Copy every line of the records below that holds the word "Change".

--- --- ---

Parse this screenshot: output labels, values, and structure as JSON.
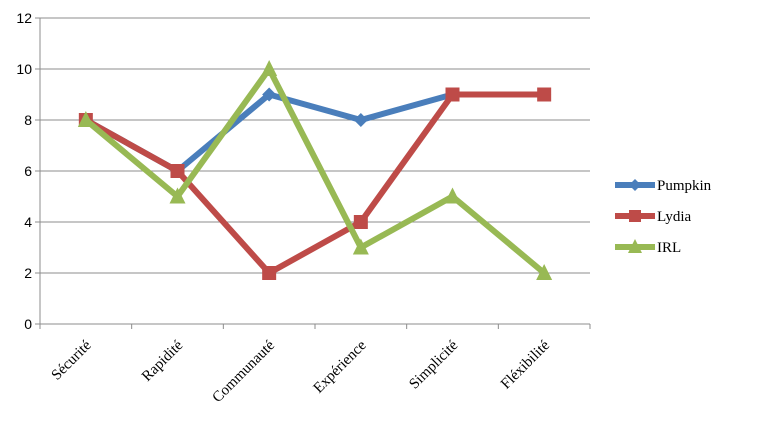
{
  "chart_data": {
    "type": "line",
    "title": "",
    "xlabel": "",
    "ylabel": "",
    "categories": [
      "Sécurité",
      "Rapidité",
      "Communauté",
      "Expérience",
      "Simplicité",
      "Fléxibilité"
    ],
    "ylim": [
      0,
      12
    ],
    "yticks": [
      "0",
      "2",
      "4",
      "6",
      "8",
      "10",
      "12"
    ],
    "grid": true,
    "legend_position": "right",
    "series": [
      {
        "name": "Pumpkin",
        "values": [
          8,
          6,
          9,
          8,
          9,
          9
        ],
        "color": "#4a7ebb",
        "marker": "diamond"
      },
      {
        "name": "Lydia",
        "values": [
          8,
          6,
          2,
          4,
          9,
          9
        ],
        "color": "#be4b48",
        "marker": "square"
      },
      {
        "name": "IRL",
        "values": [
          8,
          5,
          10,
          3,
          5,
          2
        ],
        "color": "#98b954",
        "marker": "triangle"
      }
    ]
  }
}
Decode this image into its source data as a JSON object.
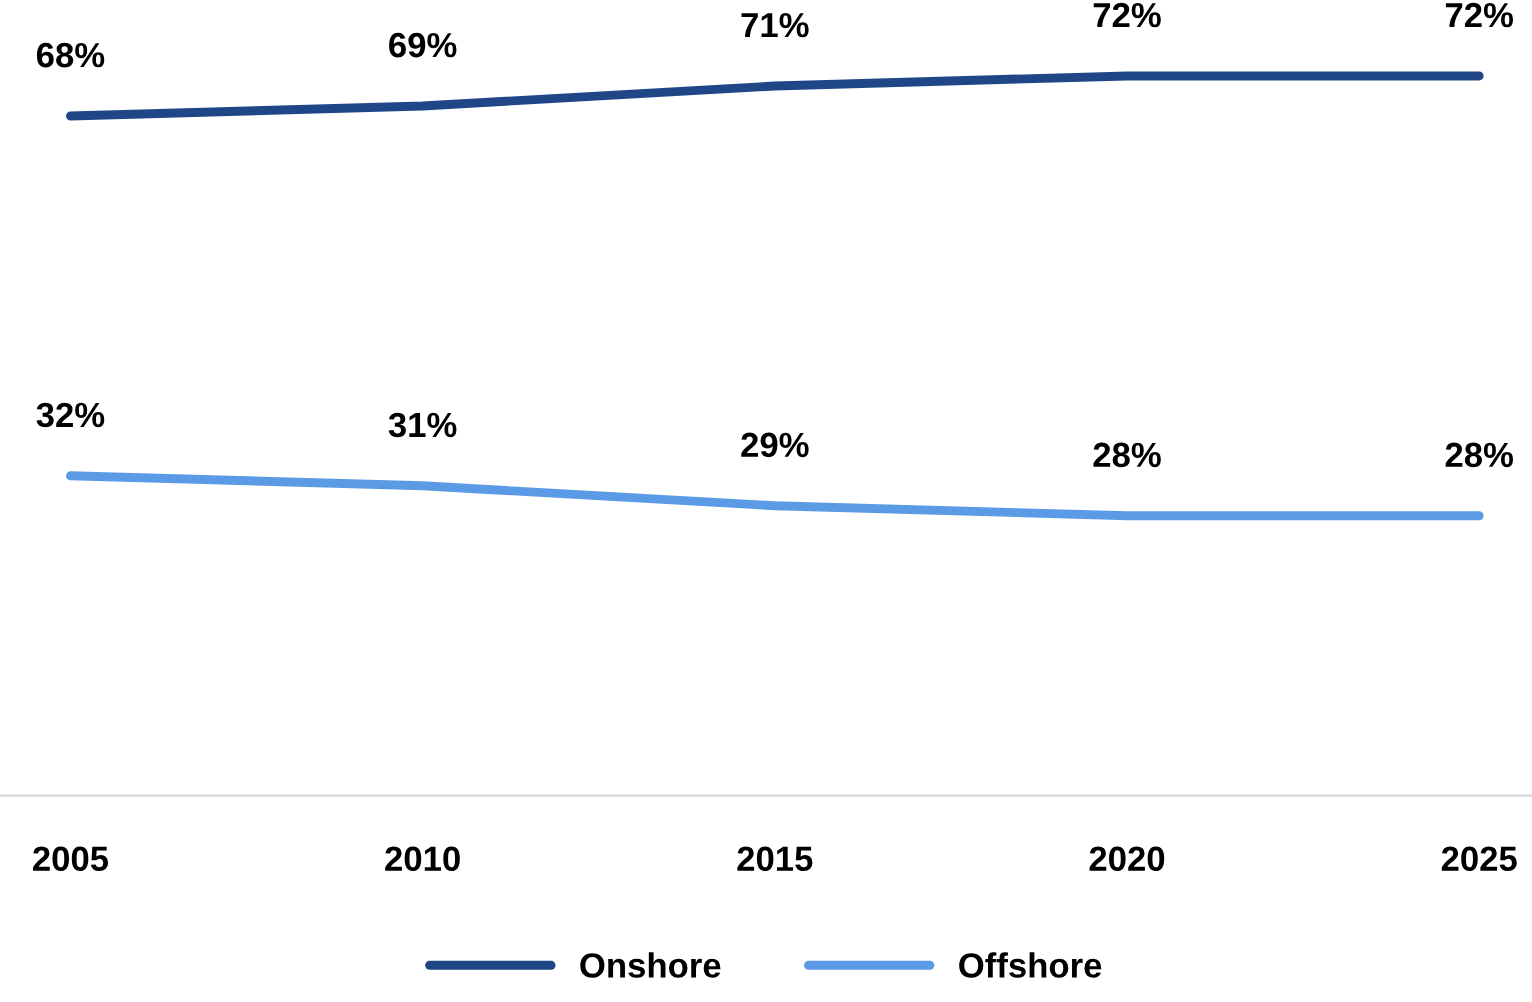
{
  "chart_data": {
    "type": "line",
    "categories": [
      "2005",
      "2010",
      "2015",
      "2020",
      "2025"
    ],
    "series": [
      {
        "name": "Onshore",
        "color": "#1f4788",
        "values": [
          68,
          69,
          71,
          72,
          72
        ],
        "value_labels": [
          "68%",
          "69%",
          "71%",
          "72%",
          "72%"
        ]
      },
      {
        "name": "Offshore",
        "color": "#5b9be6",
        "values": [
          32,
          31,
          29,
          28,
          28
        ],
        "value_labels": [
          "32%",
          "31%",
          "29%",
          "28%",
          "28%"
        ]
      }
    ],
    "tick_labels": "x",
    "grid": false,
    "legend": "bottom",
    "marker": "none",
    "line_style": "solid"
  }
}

--- --- ---

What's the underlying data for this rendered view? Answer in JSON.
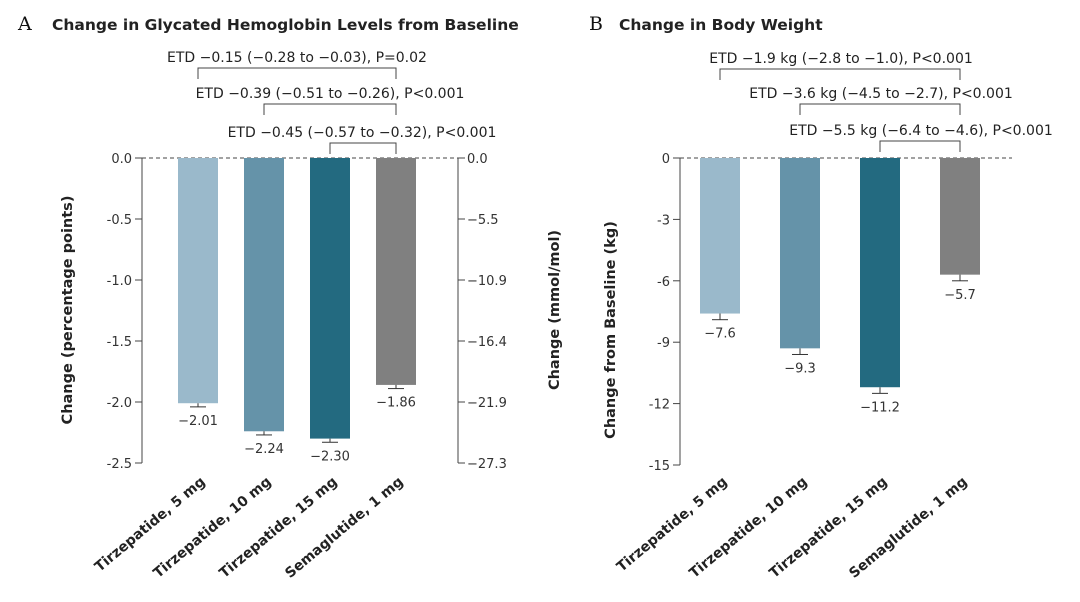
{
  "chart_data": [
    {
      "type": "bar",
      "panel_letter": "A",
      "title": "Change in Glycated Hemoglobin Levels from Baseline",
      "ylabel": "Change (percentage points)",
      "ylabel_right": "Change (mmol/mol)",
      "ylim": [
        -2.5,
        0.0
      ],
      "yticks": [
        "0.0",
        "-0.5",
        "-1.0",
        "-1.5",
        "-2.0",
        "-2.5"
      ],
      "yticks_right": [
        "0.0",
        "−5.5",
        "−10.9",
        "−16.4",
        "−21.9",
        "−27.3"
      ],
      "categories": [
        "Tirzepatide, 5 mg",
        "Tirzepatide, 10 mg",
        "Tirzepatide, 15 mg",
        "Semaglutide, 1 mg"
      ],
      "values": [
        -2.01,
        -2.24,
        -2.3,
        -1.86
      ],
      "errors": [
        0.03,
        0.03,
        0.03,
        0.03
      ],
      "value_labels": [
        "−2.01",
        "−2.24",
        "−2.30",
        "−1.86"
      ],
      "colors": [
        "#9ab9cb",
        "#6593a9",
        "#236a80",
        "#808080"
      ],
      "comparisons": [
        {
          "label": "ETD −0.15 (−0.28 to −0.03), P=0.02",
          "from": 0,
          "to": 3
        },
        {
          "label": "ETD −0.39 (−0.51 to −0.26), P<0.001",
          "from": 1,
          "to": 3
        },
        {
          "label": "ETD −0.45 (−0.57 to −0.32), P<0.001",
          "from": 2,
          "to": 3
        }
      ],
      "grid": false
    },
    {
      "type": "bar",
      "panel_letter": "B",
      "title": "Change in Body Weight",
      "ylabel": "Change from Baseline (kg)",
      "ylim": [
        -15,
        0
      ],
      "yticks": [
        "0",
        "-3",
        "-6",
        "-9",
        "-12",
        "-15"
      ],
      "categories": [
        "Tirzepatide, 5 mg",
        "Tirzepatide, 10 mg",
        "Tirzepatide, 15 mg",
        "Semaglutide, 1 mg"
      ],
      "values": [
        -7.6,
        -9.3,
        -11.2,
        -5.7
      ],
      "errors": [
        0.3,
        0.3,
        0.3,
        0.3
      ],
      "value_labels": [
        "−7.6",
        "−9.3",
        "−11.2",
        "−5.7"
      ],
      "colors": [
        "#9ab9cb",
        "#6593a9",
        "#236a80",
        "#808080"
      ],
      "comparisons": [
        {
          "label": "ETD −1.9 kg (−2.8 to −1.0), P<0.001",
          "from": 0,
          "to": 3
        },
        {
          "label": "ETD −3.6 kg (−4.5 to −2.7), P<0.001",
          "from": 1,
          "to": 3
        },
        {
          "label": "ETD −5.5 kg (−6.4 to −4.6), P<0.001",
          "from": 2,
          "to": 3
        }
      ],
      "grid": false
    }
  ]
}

--- --- ---

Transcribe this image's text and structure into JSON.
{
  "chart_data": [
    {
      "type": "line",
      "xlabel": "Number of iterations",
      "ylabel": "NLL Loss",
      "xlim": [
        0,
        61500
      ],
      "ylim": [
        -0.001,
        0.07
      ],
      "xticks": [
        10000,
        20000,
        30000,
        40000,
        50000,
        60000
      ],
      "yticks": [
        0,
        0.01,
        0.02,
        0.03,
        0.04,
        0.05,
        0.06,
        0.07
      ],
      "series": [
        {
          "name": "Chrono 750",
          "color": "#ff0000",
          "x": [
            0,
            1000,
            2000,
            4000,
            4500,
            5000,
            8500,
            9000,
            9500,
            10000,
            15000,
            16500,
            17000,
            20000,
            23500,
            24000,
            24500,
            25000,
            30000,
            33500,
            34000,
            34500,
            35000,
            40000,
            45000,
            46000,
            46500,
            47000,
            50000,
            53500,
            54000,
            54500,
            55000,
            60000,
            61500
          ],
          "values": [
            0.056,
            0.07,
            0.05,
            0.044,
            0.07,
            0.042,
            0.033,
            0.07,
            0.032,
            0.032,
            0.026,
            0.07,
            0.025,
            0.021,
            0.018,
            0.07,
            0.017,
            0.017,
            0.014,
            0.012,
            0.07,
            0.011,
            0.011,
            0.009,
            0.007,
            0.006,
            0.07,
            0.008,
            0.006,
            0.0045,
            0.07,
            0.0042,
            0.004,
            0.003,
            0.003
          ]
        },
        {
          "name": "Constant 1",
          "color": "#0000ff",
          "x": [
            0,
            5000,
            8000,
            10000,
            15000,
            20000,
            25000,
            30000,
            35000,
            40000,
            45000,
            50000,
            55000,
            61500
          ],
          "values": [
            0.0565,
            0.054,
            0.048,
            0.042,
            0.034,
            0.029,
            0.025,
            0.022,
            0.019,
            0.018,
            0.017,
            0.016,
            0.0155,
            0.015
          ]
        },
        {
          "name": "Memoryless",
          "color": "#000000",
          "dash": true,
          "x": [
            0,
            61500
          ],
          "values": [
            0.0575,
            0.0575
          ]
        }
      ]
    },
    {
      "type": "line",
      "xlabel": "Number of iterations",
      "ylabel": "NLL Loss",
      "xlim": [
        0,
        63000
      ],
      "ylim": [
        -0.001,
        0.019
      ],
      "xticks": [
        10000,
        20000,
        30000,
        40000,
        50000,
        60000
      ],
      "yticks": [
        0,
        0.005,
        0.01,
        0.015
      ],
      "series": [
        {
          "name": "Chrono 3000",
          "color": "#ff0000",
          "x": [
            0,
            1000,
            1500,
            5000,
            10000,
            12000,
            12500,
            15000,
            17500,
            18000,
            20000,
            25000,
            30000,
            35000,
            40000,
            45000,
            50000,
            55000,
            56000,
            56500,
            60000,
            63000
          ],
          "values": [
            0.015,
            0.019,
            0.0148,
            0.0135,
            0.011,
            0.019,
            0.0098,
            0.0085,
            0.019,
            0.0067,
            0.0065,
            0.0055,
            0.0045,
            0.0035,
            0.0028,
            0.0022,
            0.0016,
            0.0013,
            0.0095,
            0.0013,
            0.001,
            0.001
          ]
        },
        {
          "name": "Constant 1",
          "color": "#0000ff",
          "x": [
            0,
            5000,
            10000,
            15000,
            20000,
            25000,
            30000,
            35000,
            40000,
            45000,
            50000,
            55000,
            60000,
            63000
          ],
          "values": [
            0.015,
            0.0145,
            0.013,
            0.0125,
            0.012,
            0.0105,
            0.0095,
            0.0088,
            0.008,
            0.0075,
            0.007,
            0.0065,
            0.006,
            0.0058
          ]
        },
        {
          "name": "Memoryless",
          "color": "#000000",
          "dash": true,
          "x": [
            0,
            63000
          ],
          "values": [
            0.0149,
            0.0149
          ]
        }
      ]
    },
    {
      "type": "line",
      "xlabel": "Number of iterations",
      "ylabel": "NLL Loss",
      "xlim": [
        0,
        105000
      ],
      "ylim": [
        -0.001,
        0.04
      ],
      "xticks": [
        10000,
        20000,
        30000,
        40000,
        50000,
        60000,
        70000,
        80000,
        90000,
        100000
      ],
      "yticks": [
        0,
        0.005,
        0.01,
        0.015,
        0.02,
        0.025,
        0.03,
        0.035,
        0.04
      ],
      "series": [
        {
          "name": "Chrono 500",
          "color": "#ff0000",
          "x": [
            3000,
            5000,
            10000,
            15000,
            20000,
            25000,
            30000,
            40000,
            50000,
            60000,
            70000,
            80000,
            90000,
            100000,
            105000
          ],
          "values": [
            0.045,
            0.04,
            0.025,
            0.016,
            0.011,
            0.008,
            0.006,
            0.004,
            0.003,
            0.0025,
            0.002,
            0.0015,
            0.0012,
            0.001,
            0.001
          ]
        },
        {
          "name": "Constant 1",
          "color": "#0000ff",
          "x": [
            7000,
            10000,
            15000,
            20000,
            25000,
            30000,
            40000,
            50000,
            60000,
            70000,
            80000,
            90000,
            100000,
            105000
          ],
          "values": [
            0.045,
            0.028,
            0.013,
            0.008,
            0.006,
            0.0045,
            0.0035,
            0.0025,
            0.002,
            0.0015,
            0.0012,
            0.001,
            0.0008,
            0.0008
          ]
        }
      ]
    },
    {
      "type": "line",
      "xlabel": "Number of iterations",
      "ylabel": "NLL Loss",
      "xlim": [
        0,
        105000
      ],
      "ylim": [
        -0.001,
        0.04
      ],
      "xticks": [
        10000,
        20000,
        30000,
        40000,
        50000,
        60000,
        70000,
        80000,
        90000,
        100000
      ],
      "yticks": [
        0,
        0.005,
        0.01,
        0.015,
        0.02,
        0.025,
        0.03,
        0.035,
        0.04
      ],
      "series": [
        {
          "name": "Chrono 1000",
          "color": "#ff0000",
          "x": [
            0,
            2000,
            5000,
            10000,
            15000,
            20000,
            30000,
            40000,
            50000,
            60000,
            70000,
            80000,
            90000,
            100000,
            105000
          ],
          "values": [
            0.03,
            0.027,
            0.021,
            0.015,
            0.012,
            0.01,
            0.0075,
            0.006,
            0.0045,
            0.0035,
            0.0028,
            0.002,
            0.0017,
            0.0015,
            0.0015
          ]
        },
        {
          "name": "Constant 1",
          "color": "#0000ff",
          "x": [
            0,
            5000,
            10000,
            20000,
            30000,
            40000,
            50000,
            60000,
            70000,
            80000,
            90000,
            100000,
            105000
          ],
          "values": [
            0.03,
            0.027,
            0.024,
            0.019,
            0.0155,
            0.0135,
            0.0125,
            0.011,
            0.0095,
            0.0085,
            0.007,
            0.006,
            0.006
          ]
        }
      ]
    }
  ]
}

--- --- ---

■ **Written solution**:
      "title": "Change in Glycated Hemoglobin Levels from Baseline",
      "ylabel": "Change (percentage points)",
      "ylabel_right": "Change (mmol/mol)",
      "title": "Change in Body Weight",
      "ylabel": "Change from Baseline (kg)",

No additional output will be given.